> [Task directions]: From the listing below, pull out all lines with "Большеугонский" in them.

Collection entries
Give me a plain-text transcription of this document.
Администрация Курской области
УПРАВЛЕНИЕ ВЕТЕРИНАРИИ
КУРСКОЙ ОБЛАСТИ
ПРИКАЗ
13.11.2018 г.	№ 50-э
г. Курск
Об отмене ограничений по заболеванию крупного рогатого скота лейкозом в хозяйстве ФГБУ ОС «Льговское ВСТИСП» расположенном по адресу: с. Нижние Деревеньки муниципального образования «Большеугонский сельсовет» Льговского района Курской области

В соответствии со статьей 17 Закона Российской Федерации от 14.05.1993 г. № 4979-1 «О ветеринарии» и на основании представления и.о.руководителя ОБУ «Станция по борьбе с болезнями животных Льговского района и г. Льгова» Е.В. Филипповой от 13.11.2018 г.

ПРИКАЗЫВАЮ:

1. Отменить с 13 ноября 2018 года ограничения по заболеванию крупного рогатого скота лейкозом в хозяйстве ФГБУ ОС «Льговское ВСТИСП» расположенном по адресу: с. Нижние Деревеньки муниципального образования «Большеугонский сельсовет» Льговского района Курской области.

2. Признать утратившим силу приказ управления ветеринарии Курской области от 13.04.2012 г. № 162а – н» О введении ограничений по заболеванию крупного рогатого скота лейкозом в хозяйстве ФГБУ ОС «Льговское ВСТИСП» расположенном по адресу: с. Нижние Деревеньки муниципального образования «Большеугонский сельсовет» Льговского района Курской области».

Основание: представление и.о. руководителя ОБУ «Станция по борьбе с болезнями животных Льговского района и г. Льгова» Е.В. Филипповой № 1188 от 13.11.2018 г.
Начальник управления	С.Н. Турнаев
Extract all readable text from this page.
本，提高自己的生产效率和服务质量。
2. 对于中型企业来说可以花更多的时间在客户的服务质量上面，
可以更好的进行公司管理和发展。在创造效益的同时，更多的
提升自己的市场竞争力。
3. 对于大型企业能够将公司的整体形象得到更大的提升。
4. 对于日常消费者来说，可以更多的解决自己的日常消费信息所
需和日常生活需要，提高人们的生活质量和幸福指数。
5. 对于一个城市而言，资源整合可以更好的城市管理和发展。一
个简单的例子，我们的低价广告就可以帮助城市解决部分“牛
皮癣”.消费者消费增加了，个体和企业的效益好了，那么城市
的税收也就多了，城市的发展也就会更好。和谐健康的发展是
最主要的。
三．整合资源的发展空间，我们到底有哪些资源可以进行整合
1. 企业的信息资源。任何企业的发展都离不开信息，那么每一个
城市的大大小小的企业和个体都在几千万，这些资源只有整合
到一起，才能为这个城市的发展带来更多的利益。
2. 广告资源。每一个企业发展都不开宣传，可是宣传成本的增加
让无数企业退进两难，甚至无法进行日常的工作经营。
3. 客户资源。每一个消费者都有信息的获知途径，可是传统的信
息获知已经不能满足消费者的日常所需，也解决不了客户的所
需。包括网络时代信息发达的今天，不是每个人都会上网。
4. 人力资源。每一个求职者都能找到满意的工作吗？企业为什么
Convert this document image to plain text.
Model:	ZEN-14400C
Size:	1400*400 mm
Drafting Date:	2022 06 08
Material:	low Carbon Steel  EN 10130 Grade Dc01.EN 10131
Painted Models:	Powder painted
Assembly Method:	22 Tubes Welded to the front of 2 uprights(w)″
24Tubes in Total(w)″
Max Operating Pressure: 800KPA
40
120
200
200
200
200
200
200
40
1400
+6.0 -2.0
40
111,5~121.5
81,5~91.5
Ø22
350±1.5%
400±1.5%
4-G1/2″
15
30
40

> [Full answer]:
Об отмене ограничений по заболеванию крупного рогатого скота лейкозом в хозяйстве ФГБУ ОС «Льговское ВСТИСП» расположенном по адресу: с. Нижние Деревеньки муниципального образования «Большеугонский сельсовет» Льговского района Курской области
1. Отменить с 13 ноября 2018 года ограничения по заболеванию крупного рогатого скота лейкозом в хозяйстве ФГБУ ОС «Льговское ВСТИСП» расположенном по адресу: с. Нижние Деревеньки муниципального образования «Большеугонский сельсовет» Льговского района Курской области.
2. Признать утратившим силу приказ управления ветеринарии Курской области от 13.04.2012 г. № 162а – н» О введении ограничений по заболеванию крупного рогатого скота лейкозом в хозяйстве ФГБУ ОС «Льговское ВСТИСП» расположенном по адресу: с. Нижние Деревеньки муниципального образования «Большеугонский сельсовет» Льговского района Курской области».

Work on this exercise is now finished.